[Start]

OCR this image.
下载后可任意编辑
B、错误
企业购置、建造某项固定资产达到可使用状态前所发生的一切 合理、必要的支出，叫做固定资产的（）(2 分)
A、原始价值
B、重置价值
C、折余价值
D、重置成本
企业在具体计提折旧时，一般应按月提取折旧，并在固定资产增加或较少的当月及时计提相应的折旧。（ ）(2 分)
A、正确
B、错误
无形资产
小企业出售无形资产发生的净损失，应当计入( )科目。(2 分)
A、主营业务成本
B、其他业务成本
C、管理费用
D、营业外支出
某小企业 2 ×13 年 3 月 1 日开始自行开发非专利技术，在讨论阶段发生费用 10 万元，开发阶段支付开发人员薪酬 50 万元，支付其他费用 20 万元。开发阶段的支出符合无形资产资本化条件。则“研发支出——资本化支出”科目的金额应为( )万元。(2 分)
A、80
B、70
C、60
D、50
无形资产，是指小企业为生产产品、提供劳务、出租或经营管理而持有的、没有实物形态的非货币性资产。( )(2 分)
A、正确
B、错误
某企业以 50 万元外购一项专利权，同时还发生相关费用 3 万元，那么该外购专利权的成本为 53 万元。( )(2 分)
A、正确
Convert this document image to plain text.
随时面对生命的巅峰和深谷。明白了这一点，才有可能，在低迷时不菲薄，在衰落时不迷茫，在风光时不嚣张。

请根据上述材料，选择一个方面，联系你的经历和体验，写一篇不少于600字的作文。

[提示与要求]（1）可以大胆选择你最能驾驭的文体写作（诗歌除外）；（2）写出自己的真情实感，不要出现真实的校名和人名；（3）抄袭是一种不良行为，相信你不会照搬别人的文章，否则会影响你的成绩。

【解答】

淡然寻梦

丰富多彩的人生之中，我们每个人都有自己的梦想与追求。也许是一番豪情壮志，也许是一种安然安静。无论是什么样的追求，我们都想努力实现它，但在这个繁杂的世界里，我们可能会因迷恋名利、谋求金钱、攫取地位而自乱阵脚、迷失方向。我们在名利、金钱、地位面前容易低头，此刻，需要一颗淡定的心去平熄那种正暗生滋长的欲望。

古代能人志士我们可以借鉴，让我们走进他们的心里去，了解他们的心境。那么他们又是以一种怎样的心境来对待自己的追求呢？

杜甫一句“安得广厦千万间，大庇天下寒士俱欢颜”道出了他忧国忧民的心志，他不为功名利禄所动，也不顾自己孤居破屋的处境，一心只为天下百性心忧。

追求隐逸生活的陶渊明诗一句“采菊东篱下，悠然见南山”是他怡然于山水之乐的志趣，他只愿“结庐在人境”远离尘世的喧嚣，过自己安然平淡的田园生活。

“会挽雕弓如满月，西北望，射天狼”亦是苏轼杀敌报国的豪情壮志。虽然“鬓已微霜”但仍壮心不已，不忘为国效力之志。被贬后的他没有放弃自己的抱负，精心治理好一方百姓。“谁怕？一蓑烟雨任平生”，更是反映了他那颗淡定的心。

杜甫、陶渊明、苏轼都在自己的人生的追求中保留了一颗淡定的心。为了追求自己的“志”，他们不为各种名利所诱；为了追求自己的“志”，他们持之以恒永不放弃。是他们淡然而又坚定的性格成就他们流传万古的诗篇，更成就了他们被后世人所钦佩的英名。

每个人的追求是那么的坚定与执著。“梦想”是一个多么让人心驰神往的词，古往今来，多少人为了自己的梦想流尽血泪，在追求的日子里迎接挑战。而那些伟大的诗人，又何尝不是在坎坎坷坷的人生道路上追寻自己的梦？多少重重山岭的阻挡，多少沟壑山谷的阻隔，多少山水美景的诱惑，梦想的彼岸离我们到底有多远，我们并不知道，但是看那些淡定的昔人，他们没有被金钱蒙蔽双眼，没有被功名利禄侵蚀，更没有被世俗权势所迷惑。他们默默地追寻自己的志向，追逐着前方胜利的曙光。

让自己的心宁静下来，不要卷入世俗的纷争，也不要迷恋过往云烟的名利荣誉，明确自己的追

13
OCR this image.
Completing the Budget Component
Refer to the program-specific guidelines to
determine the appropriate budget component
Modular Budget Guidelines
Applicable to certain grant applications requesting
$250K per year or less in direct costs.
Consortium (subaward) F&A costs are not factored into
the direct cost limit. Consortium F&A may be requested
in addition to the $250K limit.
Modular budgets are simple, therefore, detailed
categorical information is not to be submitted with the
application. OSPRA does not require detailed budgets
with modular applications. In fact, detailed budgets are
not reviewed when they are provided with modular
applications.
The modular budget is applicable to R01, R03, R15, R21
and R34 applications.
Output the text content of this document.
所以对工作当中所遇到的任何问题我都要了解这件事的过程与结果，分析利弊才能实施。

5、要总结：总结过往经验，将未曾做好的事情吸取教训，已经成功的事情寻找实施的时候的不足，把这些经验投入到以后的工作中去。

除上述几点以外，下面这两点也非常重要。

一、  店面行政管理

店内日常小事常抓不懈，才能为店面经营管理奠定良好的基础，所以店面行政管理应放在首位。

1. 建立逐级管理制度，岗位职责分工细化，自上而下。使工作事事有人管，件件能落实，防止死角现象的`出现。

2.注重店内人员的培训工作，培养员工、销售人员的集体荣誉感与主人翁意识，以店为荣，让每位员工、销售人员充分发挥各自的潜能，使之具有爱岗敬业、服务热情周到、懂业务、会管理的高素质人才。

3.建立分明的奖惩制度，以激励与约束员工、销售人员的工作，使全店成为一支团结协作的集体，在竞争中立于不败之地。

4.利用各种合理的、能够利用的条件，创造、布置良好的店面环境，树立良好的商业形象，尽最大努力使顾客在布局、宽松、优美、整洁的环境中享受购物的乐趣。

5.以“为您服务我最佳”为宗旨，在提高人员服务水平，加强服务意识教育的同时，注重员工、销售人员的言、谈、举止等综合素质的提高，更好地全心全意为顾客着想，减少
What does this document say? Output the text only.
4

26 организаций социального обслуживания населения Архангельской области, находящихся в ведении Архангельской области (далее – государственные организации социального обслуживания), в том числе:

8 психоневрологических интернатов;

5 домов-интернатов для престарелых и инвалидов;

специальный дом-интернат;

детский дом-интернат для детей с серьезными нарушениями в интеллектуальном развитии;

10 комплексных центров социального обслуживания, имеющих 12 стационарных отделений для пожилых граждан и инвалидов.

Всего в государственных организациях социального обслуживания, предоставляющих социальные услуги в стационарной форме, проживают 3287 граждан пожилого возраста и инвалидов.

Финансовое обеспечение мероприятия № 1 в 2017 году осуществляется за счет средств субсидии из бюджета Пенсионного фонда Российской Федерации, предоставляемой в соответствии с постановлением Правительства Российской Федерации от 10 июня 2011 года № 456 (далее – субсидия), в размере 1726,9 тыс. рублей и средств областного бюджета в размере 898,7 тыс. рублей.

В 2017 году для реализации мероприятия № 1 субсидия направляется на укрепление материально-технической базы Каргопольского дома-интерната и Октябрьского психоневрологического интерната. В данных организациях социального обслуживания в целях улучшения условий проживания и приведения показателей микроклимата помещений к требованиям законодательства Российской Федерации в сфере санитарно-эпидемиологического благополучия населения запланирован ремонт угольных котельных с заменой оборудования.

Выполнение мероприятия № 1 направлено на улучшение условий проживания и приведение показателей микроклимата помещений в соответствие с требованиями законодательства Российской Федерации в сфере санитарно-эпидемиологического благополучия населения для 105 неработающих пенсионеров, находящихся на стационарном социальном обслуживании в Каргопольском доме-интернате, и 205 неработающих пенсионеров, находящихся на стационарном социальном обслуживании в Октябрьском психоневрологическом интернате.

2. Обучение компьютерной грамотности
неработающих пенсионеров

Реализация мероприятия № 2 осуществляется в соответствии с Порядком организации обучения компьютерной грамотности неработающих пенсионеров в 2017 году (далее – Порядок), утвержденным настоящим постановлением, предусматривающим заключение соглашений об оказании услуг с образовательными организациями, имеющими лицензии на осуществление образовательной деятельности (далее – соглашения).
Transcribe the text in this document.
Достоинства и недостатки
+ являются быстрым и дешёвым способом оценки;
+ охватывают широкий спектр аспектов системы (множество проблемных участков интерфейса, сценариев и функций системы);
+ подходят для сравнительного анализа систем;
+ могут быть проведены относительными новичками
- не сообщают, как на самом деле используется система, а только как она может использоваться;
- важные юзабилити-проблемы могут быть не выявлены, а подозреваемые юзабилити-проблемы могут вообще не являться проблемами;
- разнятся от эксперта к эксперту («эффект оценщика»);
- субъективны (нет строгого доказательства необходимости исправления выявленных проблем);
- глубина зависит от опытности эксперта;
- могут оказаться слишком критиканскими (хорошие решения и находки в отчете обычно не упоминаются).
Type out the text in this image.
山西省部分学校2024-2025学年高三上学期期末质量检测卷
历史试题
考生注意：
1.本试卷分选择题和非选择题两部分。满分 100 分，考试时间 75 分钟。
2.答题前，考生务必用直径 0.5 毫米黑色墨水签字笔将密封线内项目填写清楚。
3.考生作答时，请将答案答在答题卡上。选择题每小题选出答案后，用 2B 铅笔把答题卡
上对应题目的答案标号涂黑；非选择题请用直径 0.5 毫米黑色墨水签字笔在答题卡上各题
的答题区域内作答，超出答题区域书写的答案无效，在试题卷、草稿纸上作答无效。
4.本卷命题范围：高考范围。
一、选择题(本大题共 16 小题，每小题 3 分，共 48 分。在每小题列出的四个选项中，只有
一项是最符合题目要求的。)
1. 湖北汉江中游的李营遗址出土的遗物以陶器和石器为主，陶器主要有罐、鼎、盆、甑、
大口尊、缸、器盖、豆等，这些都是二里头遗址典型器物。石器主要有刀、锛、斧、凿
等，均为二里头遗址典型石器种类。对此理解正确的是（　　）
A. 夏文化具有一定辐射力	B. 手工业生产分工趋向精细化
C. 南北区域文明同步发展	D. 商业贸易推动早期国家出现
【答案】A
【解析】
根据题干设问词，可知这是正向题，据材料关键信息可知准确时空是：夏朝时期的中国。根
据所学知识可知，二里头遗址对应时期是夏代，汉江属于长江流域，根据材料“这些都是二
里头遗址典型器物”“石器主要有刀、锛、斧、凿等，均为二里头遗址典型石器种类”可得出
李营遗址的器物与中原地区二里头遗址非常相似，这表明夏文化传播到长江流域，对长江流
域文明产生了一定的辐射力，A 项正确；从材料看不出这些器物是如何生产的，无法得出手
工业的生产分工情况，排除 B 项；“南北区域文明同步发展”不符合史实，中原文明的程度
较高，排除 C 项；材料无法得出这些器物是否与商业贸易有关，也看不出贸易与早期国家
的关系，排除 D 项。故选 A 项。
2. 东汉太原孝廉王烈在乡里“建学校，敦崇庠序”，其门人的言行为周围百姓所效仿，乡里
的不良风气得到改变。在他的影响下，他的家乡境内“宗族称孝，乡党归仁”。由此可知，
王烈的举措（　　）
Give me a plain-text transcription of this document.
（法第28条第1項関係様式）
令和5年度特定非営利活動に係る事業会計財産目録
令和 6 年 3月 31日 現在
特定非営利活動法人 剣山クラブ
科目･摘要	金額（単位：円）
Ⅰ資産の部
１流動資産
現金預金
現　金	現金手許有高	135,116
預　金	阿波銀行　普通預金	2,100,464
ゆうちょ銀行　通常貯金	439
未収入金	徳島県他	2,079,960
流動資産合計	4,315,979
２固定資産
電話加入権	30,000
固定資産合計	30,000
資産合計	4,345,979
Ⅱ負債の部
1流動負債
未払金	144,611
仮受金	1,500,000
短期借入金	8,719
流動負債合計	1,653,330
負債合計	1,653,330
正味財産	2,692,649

[End]

▶ **Exercise goal**: Wherever "does" shows up in a line, copy that line.

▶ **Result below**:
application. OSPRA does not require detailed budgets
What does this document say? Output the text only.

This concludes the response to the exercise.